- **What to do**: Would you quote the data verbatim, from its first line up to and including the line with "465, 808, 478]"?

Start

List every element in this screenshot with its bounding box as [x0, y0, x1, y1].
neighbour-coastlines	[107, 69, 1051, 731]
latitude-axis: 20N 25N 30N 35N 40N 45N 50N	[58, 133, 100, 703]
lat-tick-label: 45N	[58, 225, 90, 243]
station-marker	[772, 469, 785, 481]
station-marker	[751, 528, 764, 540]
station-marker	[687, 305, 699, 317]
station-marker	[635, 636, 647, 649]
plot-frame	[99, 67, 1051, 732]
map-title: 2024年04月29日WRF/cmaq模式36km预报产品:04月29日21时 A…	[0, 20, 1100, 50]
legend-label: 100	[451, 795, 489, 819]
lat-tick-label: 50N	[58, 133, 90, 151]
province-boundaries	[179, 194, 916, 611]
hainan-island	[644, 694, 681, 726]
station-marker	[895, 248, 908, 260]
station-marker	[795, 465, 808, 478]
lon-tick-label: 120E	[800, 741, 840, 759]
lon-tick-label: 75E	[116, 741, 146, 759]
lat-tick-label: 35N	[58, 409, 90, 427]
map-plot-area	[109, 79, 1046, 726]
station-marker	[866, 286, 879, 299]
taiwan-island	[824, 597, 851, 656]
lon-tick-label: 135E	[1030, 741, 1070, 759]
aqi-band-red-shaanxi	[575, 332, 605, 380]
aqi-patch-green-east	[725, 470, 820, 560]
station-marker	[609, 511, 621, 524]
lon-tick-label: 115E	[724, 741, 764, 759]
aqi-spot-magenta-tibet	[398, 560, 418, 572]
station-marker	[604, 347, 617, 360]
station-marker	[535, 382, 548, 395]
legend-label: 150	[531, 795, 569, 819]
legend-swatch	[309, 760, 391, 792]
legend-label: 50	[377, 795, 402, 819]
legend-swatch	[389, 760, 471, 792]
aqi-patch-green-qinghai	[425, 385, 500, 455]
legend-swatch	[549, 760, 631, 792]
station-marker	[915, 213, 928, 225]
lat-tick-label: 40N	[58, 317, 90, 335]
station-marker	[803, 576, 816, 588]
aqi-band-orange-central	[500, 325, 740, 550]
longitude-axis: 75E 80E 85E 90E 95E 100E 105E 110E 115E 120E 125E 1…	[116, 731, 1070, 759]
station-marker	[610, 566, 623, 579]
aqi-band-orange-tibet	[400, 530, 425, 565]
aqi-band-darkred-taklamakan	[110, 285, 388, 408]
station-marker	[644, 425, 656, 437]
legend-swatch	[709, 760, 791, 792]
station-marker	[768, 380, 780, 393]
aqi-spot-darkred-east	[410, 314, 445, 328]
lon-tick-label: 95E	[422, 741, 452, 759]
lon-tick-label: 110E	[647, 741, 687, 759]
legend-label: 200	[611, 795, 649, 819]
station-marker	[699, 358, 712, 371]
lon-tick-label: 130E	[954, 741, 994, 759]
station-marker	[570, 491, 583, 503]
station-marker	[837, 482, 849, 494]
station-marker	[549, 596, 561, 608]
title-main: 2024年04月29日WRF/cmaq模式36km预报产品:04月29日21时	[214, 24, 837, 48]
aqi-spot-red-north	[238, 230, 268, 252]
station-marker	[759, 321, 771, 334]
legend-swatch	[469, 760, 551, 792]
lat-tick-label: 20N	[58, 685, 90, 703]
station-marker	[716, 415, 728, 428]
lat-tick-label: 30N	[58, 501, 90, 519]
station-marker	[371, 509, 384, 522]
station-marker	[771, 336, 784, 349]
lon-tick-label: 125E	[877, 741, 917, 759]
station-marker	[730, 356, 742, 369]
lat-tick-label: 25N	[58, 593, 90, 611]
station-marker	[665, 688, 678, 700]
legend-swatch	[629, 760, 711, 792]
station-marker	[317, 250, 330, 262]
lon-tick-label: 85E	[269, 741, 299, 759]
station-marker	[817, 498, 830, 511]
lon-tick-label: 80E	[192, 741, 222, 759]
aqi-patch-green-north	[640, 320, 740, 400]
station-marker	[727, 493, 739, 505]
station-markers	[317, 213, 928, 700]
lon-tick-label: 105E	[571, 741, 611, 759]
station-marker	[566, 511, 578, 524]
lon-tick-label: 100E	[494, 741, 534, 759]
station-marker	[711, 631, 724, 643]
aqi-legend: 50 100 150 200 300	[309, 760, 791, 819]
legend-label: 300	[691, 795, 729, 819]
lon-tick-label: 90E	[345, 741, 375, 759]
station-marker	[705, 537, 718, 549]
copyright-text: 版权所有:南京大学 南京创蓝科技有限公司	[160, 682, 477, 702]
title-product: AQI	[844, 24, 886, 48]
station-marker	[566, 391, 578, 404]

End

- **Solution to this exercise**:
List every element in this screenshot with its bounding box as [x0, y0, x1, y1].
neighbour-coastlines	[107, 69, 1051, 731]
latitude-axis: 20N 25N 30N 35N 40N 45N 50N	[58, 133, 100, 703]
lat-tick-label: 45N	[58, 225, 90, 243]
station-marker	[772, 469, 785, 481]
station-marker	[751, 528, 764, 540]
station-marker	[687, 305, 699, 317]
station-marker	[635, 636, 647, 649]
plot-frame	[99, 67, 1051, 732]
map-title: 2024年04月29日WRF/cmaq模式36km预报产品:04月29日21时 A…	[0, 20, 1100, 50]
legend-label: 100	[451, 795, 489, 819]
lat-tick-label: 50N	[58, 133, 90, 151]
province-boundaries	[179, 194, 916, 611]
hainan-island	[644, 694, 681, 726]
station-marker	[895, 248, 908, 260]
station-marker	[795, 465, 808, 478]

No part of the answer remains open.